> Work instructions: Collect every line that includes the string "Show".

◇ ◇ ◇ ◇

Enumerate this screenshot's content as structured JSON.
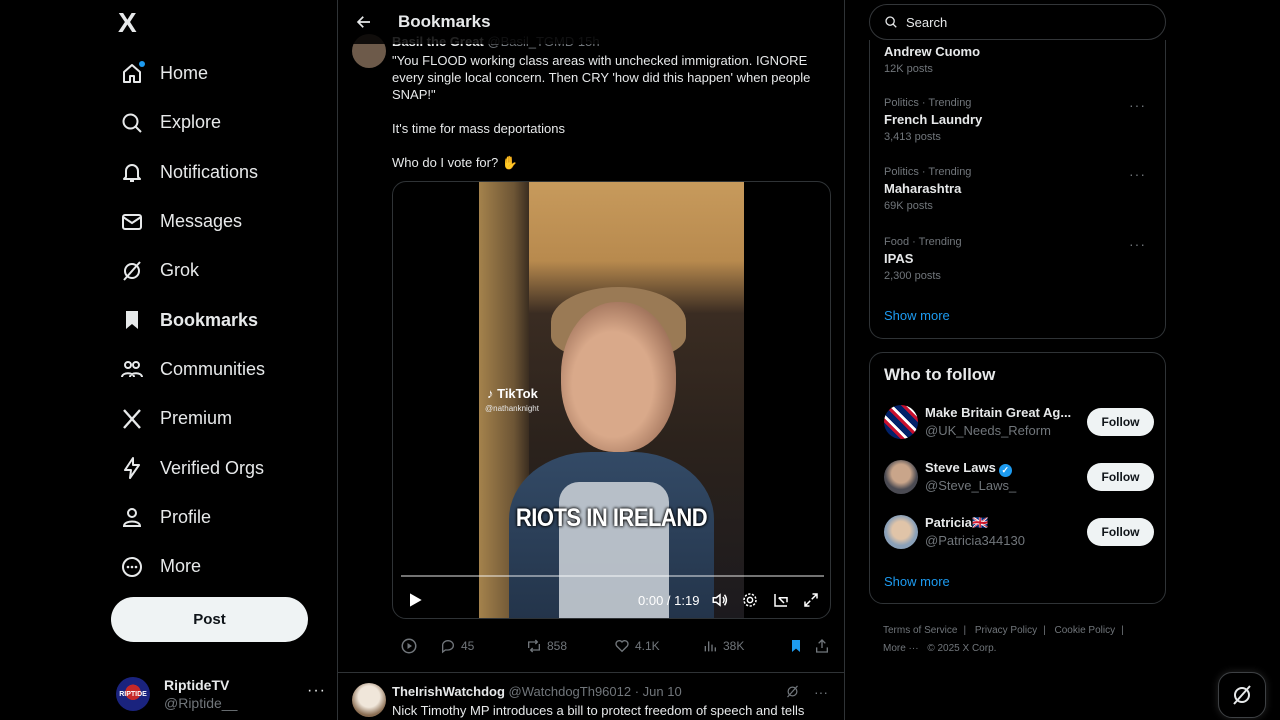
{
  "sidebar": {
    "logo": "X",
    "items": [
      {
        "label": "Home",
        "icon": "home-icon"
      },
      {
        "label": "Explore",
        "icon": "search-icon"
      },
      {
        "label": "Notifications",
        "icon": "bell-icon"
      },
      {
        "label": "Messages",
        "icon": "mail-icon"
      },
      {
        "label": "Grok",
        "icon": "grok-icon"
      },
      {
        "label": "Bookmarks",
        "icon": "bookmark-icon"
      },
      {
        "label": "Communities",
        "icon": "people-icon"
      },
      {
        "label": "Premium",
        "icon": "x-icon"
      },
      {
        "label": "Verified Orgs",
        "icon": "bolt-icon"
      },
      {
        "label": "Profile",
        "icon": "person-icon"
      },
      {
        "label": "More",
        "icon": "more-circle-icon"
      }
    ],
    "post_label": "Post",
    "account": {
      "name": "RiptideTV",
      "handle": "@Riptide__",
      "avatar_text": "RIPTIDE"
    }
  },
  "header": {
    "title": "Bookmarks"
  },
  "tweet1": {
    "name": "Basil the Great",
    "handle": "@Basil_TGMD",
    "time": "15h",
    "lines": [
      "\"You FLOOD working class areas with unchecked immigration. IGNORE every single local concern. Then CRY 'how did this happen' when people SNAP!\"",
      "It's time for mass deportations",
      "Who do I vote for? ✋"
    ],
    "video": {
      "watermark": "♪ TikTok",
      "watermark_user": "@nathanknight",
      "caption": "RIOTS IN IRELAND",
      "time": "0:00 / 1:19",
      "progress": 0
    },
    "stats": {
      "replies": "45",
      "reposts": "858",
      "likes": "4.1K",
      "views": "38K"
    }
  },
  "tweet2": {
    "name": "TheIrishWatchdog",
    "handle": "@WatchdogTh96012",
    "date": "· Jun 10",
    "text": "Nick Timothy MP introduces a bill to protect freedom of speech and tells"
  },
  "right": {
    "search_placeholder": "Search",
    "trends": [
      {
        "meta": "",
        "name": "Andrew Cuomo",
        "count": "12K posts"
      },
      {
        "meta": "Politics · Trending",
        "name": "French Laundry",
        "count": "3,413 posts"
      },
      {
        "meta": "Politics · Trending",
        "name": "Maharashtra",
        "count": "69K posts"
      },
      {
        "meta": "Food · Trending",
        "name": "IPAS",
        "count": "2,300 posts"
      }
    ],
    "show_more": "Show more",
    "who_to_follow": {
      "title": "Who to follow",
      "accounts": [
        {
          "name": "Make Britain Great Ag...",
          "handle": "@UK_Needs_Reform",
          "follow": "Follow"
        },
        {
          "name": "Steve Laws",
          "handle": "@Steve_Laws_",
          "follow": "Follow"
        },
        {
          "name": "Patricia🇬🇧",
          "handle": "@Patricia344130",
          "follow": "Follow"
        }
      ],
      "show_more": "Show more"
    },
    "footer": {
      "links": [
        "Terms of Service",
        "Privacy Policy",
        "Cookie Policy"
      ],
      "more": "More ···",
      "copyright": "© 2025 X Corp."
    }
  },
  "colors": {
    "accent": "#1d9bf0",
    "background": "#000000",
    "text": "#e7e9ea",
    "muted": "#71767b",
    "border": "#2f3336"
  }
}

◇ ◇ ◇ ◇

> Result of the exercise:
    "show_more": "Show more",
      "show_more": "Show more"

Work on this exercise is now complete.